> [Exercise details]:
Transcribe the records that follow, preserving every word.
——
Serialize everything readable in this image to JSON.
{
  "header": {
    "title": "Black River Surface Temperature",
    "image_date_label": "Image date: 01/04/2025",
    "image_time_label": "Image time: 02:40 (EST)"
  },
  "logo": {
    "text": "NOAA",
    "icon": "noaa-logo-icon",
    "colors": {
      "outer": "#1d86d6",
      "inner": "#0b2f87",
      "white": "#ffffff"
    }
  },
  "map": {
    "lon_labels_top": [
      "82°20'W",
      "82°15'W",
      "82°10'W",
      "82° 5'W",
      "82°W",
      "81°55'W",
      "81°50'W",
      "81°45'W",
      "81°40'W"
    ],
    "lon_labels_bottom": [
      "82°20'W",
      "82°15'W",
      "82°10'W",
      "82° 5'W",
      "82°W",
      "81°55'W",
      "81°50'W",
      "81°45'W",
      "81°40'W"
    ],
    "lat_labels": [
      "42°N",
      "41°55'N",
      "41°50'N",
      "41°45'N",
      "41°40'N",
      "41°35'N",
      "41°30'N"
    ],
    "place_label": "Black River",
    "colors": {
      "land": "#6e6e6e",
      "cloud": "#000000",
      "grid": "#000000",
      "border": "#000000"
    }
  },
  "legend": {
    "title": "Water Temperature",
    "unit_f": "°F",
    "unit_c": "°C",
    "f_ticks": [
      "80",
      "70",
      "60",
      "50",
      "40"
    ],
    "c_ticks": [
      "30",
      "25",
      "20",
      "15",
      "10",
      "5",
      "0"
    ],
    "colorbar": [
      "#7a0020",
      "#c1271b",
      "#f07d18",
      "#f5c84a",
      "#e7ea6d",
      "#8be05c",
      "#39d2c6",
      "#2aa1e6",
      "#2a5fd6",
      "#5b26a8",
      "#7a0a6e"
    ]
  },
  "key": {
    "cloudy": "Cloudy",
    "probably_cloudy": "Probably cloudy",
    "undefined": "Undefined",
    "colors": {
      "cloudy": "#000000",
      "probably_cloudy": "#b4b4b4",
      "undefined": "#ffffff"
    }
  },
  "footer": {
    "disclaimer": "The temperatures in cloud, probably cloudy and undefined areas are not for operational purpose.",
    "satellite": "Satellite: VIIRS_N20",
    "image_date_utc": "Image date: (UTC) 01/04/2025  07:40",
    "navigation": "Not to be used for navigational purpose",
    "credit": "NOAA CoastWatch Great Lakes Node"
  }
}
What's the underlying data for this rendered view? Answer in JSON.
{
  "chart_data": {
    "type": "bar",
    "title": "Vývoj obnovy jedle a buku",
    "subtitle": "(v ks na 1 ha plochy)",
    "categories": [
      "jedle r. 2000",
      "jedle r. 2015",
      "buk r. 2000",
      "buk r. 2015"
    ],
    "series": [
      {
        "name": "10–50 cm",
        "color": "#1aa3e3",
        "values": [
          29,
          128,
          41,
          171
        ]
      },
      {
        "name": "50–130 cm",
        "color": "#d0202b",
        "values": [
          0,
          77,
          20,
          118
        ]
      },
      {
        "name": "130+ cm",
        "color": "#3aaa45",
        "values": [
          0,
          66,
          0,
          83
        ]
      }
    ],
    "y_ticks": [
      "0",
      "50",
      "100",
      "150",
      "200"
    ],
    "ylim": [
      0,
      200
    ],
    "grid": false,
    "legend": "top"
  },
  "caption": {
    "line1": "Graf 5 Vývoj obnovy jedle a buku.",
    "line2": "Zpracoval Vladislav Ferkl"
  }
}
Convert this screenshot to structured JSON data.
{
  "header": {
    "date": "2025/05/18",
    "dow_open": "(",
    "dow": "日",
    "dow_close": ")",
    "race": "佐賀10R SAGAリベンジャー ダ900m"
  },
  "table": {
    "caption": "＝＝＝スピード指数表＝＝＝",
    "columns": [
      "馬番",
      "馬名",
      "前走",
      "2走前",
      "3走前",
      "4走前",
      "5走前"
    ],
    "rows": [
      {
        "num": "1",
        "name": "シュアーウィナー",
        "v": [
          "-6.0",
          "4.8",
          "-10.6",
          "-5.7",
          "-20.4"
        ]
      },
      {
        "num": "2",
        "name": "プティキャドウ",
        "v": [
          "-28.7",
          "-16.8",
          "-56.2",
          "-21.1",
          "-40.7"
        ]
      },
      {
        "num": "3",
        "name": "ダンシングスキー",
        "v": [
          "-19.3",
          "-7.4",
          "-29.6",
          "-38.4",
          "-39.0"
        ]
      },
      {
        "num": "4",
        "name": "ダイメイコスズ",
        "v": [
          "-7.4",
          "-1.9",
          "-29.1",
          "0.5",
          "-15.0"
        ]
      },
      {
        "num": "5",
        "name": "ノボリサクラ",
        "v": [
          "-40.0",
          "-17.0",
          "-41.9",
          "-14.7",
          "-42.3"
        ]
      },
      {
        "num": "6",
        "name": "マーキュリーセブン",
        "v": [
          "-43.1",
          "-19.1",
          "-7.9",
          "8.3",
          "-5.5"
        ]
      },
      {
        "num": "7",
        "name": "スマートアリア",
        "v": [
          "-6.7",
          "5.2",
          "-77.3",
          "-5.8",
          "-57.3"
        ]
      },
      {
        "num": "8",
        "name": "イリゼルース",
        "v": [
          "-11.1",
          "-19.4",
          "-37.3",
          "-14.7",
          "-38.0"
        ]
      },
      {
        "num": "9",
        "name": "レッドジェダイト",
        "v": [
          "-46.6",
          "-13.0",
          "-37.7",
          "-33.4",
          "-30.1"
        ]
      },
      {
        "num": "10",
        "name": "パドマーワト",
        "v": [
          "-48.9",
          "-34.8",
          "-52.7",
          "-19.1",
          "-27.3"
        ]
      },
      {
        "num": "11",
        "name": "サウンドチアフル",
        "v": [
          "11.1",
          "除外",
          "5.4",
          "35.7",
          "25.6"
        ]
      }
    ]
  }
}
——
> [Exercise result]:
Serialize everything readable in this image to JSON.
{
  "header": {
    "title": "Black River Surface Temperature",
    "image_date_label": "Image date: 01/04/2025",
    "image_time_label": "Image time: 02:40 (EST)"
  },
  "logo": {
    "text": "NOAA",
    "icon": "noaa-logo-icon",
    "colors": {
      "outer": "#1d86d6",
      "inner": "#0b2f87",
      "white": "#ffffff"
    }
  },
  "map": {
    "lon_labels_top": [
      "82°20'W",
      "82°15'W",
      "82°10'W",
      "82° 5'W",
      "82°W",
      "81°55'W",
      "81°50'W",
      "81°45'W",
      "81°40'W"
    ],
    "lon_labels_bottom": [
      "82°20'W",
      "82°15'W",
      "82°10'W",
      "82° 5'W",
      "82°W",
      "81°55'W",
      "81°50'W",
      "81°45'W",
      "81°40'W"
    ],
    "lat_labels": [
      "42°N",
      "41°55'N",
      "41°50'N",
      "41°45'N",
      "41°40'N",
      "41°35'N",
      "41°30'N"
    ],
    "place_label": "Black River",
    "colors": {
      "land": "#6e6e6e",
      "cloud": "#000000",
      "grid": "#000000",
      "border": "#000000"
    }
  },
  "legend": {
    "title": "Water Temperature",
    "unit_f": "°F",
    "unit_c": "°C",
    "f_ticks": [
      "80",
      "70",
      "60",
      "50",
      "40"
    ],
    "c_ticks": [
      "30",
      "25",
      "20",
      "15",
      "10",
      "5",
      "0"
    ],
    "colorbar": [
      "#7a0020",
      "#c1271b",
      "#f07d18",
      "#f5c84a",
      "#e7ea6d",
      "#8be05c",
      "#39d2c6",
      "#2aa1e6",
      "#2a5fd6",
      "#5b26a8",
      "#7a0a6e"
    ]
  },
  "key": {
    "cloudy": "Cloudy",
    "probably_cloudy": "Probably cloudy",
    "undefined": "Undefined",
    "colors": {
      "cloudy": "#000000",
      "probably_cloudy": "#b4b4b4",
      "undefined": "#ffffff"
    }
  },
  "footer": {
    "disclaimer": "The temperatures in cloud, probably cloudy and undefined areas are not for operational purpose.",
    "satellite": "Satellite: VIIRS_N20",
    "image_date_utc": "Image date: (UTC) 01/04/2025  07:40",
    "navigation": "Not to be used for navigational purpose",
    "credit": "NOAA CoastWatch Great Lakes Node"
  }
}
What's the underlying data for this rendered view? Answer in JSON.
{
  "chart_data": {
    "type": "bar",
    "title": "Vývoj obnovy jedle a buku",
    "subtitle": "(v ks na 1 ha plochy)",
    "categories": [
      "jedle r. 2000",
      "jedle r. 2015",
      "buk r. 2000",
      "buk r. 2015"
    ],
    "series": [
      {
        "name": "10–50 cm",
        "color": "#1aa3e3",
        "values": [
          29,
          128,
          41,
          171
        ]
      },
      {
        "name": "50–130 cm",
        "color": "#d0202b",
        "values": [
          0,
          77,
          20,
          118
        ]
      },
      {
        "name": "130+ cm",
        "color": "#3aaa45",
        "values": [
          0,
          66,
          0,
          83
        ]
      }
    ],
    "y_ticks": [
      "0",
      "50",
      "100",
      "150",
      "200"
    ],
    "ylim": [
      0,
      200
    ],
    "grid": false,
    "legend": "top"
  },
  "caption": {
    "line1": "Graf 5 Vývoj obnovy jedle a buku.",
    "line2": "Zpracoval Vladislav Ferkl"
  }
}
Convert this screenshot to structured JSON data.
{
  "header": {
    "date": "2025/05/18",
    "dow_open": "(",
    "dow": "日",
    "dow_close": ")",
    "race": "佐賀10R SAGAリベンジャー ダ900m"
  },
  "table": {
    "caption": "＝＝＝スピード指数表＝＝＝",
    "columns": [
      "馬番",
      "馬名",
      "前走",
      "2走前",
      "3走前",
      "4走前",
      "5走前"
    ],
    "rows": [
      {
        "num": "1",
        "name": "シュアーウィナー",
        "v": [
          "-6.0",
          "4.8",
          "-10.6",
          "-5.7",
          "-20.4"
        ]
      },
      {
        "num": "2",
        "name": "プティキャドウ",
        "v": [
          "-28.7",
          "-16.8",
          "-56.2",
          "-21.1",
          "-40.7"
        ]
      },
      {
        "num": "3",
        "name": "ダンシングスキー",
        "v": [
          "-19.3",
          "-7.4",
          "-29.6",
          "-38.4",
          "-39.0"
        ]
      },
      {
        "num": "4",
        "name": "ダイメイコスズ",
        "v": [
          "-7.4",
          "-1.9",
          "-29.1",
          "0.5",
          "-15.0"
        ]
      },
      {
        "num": "5",
        "name": "ノボリサクラ",
        "v": [
          "-40.0",
          "-17.0",
          "-41.9",
          "-14.7",
          "-42.3"
        ]
      },
      {
        "num": "6",
        "name": "マーキュリーセブン",
        "v": [
          "-43.1",
          "-19.1",
          "-7.9",
          "8.3",
          "-5.5"
        ]
      },
      {
        "num": "7",
        "name": "スマートアリア",
        "v": [
          "-6.7",
          "5.2",
          "-77.3",
          "-5.8",
          "-57.3"
        ]
      },
      {
        "num": "8",
        "name": "イリゼルース",
        "v": [
          "-11.1",
          "-19.4",
          "-37.3",
          "-14.7",
          "-38.0"
        ]
      },
      {
        "num": "9",
        "name": "レッドジェダイト",
        "v": [
          "-46.6",
          "-13.0",
          "-37.7",
          "-33.4",
          "-30.1"
        ]
      },
      {
        "num": "10",
        "name": "パドマーワト",
        "v": [
          "-48.9",
          "-34.8",
          "-52.7",
          "-19.1",
          "-27.3"
        ]
      },
      {
        "num": "11",
        "name": "サウンドチアフル",
        "v": [
          "11.1",
          "除外",
          "5.4",
          "35.7",
          "25.6"
        ]
      }
    ]
  }
}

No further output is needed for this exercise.